**Directive:** From the entries below, extract every line that includes the word "Incoming".

**The input:**
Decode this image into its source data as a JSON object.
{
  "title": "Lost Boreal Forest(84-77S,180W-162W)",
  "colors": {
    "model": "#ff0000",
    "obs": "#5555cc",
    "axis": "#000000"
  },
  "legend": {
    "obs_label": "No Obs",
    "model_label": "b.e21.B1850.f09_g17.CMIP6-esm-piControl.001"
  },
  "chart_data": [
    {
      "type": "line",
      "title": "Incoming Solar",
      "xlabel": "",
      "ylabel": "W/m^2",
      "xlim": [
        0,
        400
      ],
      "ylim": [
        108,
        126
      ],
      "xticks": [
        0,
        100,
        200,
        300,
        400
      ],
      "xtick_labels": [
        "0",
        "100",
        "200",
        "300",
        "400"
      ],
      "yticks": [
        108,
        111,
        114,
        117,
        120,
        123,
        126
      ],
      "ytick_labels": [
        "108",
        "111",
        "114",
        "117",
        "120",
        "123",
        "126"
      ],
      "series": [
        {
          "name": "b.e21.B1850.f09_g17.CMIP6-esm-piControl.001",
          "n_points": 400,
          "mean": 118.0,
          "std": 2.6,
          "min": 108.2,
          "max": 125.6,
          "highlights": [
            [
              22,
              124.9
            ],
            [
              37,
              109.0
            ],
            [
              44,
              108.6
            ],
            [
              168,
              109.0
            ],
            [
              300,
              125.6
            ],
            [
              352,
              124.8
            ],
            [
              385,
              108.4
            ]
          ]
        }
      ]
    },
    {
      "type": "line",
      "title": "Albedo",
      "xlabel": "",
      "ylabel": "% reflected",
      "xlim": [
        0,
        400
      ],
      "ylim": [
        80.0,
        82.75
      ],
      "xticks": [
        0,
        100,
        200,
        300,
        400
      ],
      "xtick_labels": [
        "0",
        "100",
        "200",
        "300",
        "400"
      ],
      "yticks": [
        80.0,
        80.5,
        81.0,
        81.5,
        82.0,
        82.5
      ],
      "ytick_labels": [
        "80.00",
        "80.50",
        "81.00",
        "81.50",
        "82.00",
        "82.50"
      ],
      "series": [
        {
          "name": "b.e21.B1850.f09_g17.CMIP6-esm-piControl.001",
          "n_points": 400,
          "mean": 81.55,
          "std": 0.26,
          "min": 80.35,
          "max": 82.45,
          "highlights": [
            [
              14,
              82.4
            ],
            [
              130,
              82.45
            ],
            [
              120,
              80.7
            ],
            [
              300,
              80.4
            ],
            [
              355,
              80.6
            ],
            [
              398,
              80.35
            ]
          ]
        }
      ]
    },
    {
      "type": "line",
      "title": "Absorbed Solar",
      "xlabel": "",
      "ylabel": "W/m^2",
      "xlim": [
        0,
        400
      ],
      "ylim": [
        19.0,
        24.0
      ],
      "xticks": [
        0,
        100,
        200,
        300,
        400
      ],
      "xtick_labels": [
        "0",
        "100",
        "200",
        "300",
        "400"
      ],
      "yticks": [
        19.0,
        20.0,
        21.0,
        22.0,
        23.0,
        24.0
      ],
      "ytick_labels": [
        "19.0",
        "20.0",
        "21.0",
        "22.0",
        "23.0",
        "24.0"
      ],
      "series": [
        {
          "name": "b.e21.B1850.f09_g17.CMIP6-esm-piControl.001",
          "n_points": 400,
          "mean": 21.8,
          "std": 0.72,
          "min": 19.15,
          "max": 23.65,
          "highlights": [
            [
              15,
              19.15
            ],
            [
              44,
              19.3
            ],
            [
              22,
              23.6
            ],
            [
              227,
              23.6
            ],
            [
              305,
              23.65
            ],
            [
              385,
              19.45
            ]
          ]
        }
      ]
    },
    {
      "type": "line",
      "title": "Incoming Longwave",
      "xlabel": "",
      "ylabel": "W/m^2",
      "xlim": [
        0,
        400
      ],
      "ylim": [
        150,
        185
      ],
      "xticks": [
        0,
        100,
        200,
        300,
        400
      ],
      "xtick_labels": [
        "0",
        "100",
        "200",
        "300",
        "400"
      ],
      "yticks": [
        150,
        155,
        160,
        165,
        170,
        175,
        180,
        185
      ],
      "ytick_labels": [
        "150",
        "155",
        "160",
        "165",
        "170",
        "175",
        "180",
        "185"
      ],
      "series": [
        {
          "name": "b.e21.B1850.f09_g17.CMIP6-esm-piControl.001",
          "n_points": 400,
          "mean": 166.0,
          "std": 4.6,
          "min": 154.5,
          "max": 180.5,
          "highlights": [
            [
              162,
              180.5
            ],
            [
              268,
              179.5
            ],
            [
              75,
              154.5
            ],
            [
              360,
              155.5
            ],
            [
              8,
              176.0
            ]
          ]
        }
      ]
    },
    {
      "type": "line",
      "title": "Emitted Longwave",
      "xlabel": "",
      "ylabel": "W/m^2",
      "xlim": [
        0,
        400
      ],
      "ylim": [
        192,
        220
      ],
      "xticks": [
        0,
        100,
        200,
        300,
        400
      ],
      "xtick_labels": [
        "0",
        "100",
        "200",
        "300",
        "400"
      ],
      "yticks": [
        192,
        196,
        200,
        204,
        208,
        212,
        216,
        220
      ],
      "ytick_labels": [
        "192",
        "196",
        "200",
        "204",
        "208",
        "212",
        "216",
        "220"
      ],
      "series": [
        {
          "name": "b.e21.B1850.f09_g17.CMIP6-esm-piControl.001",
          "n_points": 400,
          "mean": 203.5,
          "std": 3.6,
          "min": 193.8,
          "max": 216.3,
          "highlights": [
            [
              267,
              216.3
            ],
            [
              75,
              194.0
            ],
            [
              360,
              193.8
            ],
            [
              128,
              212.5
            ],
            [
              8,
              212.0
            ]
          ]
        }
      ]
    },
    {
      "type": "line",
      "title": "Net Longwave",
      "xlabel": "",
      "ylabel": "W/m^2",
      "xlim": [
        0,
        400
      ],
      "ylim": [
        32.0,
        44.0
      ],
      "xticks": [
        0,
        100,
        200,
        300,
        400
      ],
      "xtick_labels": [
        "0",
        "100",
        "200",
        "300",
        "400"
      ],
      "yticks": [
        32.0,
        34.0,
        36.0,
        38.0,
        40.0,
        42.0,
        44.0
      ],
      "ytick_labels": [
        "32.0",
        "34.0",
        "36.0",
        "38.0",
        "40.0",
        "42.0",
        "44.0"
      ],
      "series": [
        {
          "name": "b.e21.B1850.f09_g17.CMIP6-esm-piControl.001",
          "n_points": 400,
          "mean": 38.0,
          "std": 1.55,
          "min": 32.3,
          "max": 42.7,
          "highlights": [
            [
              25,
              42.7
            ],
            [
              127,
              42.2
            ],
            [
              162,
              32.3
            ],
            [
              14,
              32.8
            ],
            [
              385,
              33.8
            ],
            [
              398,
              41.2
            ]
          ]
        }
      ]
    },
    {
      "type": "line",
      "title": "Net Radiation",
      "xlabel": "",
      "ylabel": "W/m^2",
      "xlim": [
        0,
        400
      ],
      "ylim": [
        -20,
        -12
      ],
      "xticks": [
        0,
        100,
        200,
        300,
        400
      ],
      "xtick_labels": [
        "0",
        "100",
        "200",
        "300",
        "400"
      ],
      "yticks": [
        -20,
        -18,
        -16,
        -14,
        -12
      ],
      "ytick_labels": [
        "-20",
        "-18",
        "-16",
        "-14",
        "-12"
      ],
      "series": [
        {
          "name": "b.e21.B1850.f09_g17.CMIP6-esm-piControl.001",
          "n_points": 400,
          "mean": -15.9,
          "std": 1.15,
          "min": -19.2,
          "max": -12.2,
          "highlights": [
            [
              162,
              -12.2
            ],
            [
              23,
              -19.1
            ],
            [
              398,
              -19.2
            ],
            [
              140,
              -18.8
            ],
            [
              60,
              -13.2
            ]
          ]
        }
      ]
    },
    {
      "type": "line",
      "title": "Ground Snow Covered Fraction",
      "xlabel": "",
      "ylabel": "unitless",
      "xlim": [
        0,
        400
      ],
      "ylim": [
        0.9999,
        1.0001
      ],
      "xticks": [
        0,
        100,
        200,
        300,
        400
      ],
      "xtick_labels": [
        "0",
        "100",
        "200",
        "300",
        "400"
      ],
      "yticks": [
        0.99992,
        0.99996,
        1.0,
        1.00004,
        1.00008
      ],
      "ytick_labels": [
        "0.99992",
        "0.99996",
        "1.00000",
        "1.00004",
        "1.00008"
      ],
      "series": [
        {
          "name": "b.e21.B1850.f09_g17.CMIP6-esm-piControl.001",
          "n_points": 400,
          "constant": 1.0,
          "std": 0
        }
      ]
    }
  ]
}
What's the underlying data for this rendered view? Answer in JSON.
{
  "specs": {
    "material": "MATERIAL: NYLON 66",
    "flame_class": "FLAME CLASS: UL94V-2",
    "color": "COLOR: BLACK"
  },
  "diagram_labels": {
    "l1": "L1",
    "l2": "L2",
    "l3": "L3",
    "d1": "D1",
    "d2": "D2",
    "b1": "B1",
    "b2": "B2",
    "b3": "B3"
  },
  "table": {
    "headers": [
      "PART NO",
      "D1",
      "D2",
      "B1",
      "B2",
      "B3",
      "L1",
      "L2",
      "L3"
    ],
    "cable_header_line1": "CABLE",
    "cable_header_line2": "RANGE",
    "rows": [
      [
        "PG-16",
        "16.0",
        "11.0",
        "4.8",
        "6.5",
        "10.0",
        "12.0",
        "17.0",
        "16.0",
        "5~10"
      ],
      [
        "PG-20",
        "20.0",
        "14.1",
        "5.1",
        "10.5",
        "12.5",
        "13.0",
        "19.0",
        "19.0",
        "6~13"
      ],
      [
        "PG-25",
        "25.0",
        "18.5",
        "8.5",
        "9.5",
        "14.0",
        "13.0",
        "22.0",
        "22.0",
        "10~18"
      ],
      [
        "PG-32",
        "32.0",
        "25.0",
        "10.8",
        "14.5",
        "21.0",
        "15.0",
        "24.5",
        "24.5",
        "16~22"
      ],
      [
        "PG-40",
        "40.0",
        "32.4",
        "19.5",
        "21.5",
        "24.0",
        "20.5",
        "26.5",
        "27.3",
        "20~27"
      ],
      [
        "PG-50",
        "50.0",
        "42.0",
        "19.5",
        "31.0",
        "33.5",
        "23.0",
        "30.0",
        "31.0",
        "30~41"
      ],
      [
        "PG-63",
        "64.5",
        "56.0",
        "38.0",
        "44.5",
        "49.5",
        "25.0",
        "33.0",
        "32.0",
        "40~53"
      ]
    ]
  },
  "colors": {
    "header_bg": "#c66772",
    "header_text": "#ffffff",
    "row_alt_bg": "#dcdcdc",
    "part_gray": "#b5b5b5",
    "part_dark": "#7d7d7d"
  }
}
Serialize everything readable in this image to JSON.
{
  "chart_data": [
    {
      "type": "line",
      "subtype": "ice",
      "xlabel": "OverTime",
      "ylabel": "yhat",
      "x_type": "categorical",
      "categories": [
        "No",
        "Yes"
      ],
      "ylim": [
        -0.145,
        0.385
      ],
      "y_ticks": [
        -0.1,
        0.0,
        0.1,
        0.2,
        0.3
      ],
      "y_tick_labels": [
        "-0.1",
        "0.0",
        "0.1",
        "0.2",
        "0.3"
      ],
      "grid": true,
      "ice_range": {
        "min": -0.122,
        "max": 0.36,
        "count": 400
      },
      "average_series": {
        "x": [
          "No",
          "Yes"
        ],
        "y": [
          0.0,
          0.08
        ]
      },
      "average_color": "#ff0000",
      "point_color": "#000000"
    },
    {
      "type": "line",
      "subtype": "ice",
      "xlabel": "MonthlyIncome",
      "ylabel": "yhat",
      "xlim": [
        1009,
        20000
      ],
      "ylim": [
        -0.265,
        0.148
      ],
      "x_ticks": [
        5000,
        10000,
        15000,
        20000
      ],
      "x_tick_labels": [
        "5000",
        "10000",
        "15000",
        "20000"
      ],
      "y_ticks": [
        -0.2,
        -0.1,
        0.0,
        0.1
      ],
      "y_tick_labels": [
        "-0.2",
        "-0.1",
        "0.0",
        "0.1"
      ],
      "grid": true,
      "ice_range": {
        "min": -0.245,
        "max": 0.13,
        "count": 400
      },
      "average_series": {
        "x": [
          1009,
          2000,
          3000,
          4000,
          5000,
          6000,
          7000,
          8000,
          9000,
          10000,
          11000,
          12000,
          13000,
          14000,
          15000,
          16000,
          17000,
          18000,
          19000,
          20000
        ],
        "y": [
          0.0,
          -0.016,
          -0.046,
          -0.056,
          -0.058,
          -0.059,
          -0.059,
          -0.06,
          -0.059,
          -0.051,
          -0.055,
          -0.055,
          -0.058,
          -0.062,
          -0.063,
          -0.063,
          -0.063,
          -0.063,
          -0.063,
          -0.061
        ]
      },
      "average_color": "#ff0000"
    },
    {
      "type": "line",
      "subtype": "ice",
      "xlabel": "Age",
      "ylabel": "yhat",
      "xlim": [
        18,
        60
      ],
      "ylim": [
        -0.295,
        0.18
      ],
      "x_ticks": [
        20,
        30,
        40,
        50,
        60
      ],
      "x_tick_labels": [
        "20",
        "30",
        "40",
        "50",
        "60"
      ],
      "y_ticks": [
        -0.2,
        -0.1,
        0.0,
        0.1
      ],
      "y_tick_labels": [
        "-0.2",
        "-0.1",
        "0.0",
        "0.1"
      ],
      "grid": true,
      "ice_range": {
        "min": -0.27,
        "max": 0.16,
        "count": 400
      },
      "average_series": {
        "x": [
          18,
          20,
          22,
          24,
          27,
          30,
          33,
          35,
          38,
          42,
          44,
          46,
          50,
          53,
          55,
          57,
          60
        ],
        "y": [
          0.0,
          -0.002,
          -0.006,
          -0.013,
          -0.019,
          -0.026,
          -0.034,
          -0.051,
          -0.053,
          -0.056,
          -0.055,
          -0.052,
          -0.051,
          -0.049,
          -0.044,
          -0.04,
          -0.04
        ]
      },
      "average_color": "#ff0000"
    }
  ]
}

**Reply to the task:**
      "title": "Incoming Solar",
      "title": "Incoming Longwave",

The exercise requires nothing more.